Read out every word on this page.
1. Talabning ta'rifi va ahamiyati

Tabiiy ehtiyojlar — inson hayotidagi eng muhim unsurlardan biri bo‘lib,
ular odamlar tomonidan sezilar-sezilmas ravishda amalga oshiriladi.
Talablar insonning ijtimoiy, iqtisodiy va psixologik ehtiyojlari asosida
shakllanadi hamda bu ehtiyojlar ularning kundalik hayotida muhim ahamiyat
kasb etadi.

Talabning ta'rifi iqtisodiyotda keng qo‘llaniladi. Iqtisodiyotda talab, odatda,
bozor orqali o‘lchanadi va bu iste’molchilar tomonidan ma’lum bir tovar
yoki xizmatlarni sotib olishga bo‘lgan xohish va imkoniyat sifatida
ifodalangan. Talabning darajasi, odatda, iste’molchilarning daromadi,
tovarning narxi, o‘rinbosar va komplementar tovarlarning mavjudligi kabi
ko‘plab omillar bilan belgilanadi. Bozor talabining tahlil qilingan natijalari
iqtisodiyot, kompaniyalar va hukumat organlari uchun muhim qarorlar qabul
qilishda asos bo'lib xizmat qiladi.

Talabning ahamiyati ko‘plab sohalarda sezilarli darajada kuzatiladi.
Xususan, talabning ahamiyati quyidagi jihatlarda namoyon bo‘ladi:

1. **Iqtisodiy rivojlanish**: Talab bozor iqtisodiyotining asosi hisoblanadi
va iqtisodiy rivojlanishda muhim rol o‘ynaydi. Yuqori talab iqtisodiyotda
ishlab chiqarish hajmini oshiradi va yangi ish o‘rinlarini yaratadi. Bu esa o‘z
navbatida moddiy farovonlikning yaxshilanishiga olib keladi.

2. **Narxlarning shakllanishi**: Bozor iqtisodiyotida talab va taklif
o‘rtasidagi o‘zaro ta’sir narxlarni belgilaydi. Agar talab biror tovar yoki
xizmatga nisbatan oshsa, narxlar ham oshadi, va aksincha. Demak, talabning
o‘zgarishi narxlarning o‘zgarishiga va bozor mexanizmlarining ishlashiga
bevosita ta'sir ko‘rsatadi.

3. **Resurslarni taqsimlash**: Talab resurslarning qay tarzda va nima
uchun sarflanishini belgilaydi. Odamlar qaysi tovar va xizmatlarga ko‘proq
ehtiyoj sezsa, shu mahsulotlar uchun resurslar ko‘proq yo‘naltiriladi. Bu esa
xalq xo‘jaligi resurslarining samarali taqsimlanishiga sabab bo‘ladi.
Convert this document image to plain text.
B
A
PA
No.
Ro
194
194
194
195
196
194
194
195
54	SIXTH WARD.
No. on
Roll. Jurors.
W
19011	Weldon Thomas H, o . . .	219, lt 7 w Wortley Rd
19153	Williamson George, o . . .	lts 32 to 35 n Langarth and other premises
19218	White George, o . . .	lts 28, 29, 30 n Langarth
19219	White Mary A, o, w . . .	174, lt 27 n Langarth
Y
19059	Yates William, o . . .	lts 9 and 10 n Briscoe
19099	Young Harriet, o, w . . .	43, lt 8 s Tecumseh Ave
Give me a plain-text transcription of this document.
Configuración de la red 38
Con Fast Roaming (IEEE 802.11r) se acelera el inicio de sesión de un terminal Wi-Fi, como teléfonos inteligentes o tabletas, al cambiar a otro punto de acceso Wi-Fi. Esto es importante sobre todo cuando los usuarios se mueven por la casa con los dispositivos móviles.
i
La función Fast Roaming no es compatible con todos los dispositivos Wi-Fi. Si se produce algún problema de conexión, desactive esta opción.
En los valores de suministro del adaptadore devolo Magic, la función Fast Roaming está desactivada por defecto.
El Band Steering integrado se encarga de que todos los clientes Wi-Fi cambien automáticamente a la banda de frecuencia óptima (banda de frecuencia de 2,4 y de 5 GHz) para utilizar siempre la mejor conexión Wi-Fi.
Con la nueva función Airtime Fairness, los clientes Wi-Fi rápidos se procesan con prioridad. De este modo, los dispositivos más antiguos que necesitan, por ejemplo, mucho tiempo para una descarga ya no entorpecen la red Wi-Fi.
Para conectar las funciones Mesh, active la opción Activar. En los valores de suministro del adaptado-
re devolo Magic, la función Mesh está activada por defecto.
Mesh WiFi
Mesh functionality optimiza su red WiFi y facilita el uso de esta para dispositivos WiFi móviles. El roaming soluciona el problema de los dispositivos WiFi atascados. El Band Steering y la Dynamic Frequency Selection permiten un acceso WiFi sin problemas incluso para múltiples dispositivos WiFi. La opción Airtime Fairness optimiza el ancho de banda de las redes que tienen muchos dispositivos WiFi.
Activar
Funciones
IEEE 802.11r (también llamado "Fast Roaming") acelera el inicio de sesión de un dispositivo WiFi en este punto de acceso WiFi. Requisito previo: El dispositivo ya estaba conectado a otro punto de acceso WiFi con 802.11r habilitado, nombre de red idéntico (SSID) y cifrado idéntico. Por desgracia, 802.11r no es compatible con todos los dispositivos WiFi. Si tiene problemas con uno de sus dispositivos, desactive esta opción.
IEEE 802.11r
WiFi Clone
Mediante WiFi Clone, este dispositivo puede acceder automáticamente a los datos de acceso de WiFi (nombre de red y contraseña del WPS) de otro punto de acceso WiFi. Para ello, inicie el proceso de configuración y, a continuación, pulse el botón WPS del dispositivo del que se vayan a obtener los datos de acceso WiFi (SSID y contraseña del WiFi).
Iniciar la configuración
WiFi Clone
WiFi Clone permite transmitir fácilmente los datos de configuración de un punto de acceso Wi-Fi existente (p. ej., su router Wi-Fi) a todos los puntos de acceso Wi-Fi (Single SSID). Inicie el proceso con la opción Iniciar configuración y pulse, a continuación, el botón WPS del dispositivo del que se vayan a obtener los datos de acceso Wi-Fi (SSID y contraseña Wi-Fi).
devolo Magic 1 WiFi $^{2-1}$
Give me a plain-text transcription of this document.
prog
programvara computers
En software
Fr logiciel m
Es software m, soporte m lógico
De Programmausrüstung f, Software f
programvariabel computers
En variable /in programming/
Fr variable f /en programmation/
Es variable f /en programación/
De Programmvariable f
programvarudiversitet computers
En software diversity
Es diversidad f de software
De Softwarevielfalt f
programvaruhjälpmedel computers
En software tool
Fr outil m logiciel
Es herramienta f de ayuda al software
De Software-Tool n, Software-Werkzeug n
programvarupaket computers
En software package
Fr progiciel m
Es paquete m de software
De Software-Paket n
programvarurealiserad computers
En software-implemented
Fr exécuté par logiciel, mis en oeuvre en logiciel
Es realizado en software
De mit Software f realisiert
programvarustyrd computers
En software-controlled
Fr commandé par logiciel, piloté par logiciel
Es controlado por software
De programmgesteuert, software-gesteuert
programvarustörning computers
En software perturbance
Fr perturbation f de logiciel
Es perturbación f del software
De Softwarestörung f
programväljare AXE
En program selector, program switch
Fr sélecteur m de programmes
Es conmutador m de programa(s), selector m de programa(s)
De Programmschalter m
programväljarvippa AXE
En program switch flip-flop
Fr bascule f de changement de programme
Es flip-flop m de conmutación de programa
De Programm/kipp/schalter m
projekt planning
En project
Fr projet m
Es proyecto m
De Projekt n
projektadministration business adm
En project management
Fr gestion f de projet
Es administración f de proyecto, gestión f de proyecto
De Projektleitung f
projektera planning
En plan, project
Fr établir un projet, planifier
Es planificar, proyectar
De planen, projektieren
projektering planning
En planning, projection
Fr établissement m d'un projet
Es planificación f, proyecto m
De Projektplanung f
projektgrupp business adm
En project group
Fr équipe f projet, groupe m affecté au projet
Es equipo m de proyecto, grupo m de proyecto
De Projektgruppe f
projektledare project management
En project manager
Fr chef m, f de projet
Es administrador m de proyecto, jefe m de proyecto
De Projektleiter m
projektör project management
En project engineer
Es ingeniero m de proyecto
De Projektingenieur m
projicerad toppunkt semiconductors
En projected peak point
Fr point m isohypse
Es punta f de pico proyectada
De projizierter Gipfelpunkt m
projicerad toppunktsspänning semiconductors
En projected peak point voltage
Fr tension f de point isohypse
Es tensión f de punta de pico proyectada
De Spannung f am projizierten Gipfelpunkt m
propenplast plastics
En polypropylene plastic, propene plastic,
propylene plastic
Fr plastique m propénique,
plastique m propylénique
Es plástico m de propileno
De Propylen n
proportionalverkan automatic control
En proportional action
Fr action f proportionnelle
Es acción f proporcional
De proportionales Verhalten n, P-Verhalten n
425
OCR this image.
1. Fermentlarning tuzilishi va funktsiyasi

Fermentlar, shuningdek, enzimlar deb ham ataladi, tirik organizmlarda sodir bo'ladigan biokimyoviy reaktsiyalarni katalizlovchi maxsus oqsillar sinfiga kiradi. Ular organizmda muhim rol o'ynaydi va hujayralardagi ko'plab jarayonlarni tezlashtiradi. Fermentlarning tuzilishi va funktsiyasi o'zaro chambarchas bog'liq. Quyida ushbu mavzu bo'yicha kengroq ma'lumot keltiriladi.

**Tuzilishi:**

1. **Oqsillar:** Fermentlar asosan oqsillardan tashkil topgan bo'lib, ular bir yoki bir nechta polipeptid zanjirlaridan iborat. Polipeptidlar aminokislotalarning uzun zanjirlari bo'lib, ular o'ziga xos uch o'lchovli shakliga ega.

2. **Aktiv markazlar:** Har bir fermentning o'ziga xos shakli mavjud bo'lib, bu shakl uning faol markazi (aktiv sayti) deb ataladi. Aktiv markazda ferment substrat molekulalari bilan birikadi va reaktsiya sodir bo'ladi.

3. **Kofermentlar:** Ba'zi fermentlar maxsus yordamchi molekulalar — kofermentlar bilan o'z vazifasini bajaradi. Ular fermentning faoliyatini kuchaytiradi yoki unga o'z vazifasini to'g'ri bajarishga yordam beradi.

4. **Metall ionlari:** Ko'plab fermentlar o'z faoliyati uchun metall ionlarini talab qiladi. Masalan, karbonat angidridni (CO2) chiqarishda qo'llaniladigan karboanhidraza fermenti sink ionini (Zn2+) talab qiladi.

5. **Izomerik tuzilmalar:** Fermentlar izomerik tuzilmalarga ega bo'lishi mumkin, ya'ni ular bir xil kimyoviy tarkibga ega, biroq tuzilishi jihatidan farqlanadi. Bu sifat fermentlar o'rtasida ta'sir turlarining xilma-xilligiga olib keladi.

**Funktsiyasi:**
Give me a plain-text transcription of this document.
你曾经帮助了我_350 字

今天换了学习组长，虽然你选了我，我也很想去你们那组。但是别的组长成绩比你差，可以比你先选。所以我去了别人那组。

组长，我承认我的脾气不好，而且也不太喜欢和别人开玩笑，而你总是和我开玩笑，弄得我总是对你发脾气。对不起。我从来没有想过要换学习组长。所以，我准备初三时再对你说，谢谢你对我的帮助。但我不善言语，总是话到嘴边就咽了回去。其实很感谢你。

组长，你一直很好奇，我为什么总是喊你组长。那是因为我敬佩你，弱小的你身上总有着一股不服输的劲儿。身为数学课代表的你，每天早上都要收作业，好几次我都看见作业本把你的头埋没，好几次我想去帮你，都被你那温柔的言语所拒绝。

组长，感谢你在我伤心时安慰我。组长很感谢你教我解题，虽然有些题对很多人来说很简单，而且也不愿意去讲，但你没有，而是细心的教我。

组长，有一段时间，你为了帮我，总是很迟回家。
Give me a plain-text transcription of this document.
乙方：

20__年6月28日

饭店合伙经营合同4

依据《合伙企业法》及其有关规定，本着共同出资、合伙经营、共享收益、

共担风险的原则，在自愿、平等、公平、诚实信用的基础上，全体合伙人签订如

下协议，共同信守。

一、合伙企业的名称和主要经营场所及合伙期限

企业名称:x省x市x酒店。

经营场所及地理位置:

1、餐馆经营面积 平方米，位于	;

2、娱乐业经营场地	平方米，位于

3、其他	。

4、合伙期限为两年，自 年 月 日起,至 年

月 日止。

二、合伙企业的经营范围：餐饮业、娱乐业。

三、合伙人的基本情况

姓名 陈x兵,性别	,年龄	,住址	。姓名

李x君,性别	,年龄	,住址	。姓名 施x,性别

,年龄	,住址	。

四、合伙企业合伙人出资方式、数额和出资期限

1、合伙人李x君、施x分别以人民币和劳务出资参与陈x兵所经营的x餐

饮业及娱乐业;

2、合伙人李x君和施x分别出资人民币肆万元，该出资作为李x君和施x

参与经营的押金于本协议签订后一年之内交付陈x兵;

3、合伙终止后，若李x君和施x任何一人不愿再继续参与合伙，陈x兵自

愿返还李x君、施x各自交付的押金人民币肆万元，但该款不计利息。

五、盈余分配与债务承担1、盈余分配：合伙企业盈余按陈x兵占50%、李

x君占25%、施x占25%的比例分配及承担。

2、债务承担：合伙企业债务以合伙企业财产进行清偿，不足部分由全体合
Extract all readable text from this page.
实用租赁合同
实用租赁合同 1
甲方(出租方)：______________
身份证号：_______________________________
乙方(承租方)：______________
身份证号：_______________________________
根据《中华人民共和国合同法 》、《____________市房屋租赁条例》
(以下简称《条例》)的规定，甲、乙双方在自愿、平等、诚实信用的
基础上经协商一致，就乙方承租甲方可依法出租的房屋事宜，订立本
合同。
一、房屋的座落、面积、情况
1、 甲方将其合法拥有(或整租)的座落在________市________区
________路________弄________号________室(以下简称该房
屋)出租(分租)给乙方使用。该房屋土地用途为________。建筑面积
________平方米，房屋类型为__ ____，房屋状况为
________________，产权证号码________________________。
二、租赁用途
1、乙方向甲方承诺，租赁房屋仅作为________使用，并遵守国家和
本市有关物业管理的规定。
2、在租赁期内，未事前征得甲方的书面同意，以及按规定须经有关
··········
Set problem ::
Wherever the string "belgilaydi" appears in the entries above, list that line.

Reply ::
o‘rtasidagi o‘zaro ta’sir narxlarni belgilaydi. Agar talab biror tovar yoki
uchun sarflanishini belgilaydi. Odamlar qaysi tovar va xizmatlarga ko‘proq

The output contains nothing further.